Given text below:

They’re controlling and emotionally volatile.
We all have good days and bad days. On bad days, we may not be the best versions of ourselves ― perhaps we’re cranky or short-tempered. But is bad behavior the exception or the rule with your partner? If, more often than not, your partner is having emotional outbursts, trying to control you (which could be a sign of emotional abuse) or exhibiting narcissistic behaviors, these are major warning signs that shouldn’t be ignored, Smith told HuffPost.
“Any behavior of this kind should be discussed with a mental health professional to determine the significance,” Smith said. “If characteristics such as these or others make you question if they might be a problem, they must not be ignored. These are some of the big causes for partners seeking marriage counseling later on.”
They’re dealing with significant mental health issues.
In a given year, nearly 1 in 5 American adults will experience a mental health condition. It’s that common. But if your partner is dealing with a severe, debilitating issue, the stress of an upcoming wedding may only add to their already very heavy mental and emotional load.
“I had clients who came in for premarital therapy a month before the wedding date and with each session, the male client slipped deeper and deeper into a dark hole of depression,” Laura Heck, couples therapist and creator of the online couples therapy series “ForBetter,” told HuffPost. “He hired an individual therapist who specializes in depression, who recommended he check himself into the hospital for a few days to keep him safe from self-harm. This was a major red flag and the point where it should have been clear that the wedding date was no longer the top priority.”
Against Heck’s advice to postpone the wedding, the couple married days after the groom was released from the hospital.

End of Given text.
Material provided below:

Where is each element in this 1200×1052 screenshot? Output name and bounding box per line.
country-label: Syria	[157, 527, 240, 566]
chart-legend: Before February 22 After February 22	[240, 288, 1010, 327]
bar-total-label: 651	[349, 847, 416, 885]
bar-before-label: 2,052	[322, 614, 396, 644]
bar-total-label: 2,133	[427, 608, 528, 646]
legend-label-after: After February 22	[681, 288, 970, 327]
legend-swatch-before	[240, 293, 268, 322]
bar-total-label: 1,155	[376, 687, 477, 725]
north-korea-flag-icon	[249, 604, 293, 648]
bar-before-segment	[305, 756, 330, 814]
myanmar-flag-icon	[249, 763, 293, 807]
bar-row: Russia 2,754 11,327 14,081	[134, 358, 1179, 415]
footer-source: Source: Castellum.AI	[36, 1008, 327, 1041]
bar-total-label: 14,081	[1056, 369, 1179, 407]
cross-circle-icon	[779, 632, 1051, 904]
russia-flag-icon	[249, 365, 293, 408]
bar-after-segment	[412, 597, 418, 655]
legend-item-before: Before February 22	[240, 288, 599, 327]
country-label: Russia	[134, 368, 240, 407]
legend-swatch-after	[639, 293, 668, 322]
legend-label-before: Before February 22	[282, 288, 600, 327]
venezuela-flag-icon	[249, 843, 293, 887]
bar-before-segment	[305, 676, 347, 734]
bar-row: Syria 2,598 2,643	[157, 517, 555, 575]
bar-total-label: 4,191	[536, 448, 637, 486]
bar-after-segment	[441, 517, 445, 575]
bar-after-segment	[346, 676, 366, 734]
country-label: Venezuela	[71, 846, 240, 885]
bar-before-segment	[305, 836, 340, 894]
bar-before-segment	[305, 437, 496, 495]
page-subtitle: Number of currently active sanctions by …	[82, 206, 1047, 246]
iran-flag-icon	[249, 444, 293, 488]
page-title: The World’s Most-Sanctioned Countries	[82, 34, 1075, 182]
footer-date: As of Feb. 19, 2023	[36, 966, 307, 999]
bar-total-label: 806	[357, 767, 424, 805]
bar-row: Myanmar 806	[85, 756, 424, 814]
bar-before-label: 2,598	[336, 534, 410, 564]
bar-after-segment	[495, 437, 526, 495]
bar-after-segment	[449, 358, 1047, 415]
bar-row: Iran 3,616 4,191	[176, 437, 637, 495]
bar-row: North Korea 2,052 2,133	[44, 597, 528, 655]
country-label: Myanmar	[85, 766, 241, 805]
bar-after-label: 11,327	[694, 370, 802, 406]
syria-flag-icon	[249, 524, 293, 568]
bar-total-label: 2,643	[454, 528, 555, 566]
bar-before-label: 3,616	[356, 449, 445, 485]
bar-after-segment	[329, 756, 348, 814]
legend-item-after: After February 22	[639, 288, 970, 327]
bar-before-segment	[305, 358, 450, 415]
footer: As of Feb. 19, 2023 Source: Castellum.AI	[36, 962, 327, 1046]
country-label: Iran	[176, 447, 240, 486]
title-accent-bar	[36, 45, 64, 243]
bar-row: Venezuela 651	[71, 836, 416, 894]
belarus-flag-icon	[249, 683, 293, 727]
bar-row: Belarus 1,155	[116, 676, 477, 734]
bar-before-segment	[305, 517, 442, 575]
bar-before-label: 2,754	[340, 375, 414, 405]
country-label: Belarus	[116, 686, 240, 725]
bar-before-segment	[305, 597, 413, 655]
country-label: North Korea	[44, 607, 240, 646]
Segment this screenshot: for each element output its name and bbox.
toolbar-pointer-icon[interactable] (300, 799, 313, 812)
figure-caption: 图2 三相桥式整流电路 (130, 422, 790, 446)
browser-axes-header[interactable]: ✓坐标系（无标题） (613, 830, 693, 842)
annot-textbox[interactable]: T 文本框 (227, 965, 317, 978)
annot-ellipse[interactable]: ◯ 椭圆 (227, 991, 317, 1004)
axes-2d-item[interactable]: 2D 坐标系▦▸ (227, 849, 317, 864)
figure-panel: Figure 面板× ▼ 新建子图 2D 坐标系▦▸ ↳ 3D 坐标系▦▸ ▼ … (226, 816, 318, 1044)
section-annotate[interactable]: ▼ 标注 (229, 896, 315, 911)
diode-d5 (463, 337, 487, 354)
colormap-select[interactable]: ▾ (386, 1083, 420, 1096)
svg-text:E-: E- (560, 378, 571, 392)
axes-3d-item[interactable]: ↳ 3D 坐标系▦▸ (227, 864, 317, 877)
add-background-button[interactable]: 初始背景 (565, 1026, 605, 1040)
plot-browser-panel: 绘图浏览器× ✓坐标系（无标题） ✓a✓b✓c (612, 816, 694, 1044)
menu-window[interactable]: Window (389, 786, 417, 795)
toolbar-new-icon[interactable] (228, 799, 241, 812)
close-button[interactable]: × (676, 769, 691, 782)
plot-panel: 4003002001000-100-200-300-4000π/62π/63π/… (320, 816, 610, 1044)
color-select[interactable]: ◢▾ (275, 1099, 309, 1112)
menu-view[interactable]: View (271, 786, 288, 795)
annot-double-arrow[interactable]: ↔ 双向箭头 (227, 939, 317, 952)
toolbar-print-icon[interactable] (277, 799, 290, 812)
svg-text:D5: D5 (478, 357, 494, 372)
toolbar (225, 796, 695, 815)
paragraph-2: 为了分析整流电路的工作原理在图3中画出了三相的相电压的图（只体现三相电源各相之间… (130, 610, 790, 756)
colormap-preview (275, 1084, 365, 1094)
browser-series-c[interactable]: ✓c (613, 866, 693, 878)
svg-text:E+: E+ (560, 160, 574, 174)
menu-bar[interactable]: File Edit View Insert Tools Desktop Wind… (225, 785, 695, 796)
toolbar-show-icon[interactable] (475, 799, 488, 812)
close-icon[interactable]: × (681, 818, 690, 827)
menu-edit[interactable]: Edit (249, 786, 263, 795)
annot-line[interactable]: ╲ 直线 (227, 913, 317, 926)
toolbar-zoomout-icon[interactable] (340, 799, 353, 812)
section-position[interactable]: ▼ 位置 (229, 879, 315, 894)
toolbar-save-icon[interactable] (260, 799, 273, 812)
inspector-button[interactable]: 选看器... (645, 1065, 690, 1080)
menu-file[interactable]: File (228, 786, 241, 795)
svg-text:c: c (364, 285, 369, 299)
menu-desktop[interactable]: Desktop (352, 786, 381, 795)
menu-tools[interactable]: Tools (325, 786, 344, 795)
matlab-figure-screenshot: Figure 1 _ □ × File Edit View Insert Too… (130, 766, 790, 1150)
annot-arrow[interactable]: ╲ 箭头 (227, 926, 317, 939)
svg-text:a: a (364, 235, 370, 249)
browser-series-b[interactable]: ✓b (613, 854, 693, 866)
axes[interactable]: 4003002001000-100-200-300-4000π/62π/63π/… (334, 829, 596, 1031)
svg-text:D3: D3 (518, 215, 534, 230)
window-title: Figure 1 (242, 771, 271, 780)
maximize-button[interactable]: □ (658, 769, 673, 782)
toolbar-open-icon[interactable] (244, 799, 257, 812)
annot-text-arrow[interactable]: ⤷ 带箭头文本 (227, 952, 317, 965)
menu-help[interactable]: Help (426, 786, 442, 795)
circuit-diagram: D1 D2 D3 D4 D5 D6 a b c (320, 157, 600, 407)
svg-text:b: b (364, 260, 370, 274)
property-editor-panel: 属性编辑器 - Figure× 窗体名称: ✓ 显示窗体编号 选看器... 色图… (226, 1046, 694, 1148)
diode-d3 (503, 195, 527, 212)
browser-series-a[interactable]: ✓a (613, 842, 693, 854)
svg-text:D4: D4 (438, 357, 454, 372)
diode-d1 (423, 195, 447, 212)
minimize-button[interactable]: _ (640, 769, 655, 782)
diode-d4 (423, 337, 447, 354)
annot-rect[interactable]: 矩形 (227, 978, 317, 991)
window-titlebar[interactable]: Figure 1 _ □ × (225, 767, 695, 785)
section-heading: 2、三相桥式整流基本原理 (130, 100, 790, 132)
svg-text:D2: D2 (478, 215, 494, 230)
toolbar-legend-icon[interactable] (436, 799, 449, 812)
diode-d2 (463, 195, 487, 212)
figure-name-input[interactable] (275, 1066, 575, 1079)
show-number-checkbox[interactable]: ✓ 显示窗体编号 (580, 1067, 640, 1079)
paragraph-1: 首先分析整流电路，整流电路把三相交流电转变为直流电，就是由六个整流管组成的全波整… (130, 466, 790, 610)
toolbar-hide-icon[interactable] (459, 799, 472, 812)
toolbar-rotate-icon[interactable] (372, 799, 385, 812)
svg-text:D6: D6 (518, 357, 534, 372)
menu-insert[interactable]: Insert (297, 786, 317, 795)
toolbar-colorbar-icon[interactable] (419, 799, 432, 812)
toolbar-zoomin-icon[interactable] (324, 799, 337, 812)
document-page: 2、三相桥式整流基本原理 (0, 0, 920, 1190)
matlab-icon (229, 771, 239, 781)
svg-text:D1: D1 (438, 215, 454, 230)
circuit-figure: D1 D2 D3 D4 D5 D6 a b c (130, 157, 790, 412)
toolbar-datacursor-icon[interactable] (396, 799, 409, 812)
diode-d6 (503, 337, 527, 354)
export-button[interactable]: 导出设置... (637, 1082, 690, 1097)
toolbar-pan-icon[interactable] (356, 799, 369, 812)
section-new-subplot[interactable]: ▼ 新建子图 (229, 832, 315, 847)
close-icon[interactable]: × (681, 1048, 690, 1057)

End of Material provided.

Task A:
Answer these questions from the text on relationship warning signs:
(i) In a given year, roughly what share of American adults will experience a mental health condition?
(ii) What is the name of the online couples therapy series Laura Heck created?
(iii) What did Heck advise the couple to do with the wedding?
Task B:
Set down the passage of the text on relationship warning signs from "We all have" up to and including "mental health issues.".
These rows have no connection to the text above.

Response box A:
(i) Nearly 1 in 5.
(ii) "ForBetter."
(iii) Postpone it.

Response box B:
We all have good days and bad days. On bad days, we may not be the best versions of ourselves ― perhaps we’re cranky or short-tempered. But is bad behavior the exception or the rule with your partner? If, more often than not, your partner is having emotional outbursts, trying to control you (which could be a sign of emotional abuse) or exhibiting narcissistic behaviors, these are major warning signs that shouldn’t be ignored, Smith told HuffPost.
“Any behavior of this kind should be discussed with a mental health professional to determine the significance,” Smith said. “If characteristics such as these or others make you question if they might be a problem, they must not be ignored. These are some of the big causes for partners seeking marriage counseling later on.”
They’re dealing with significant mental health issues.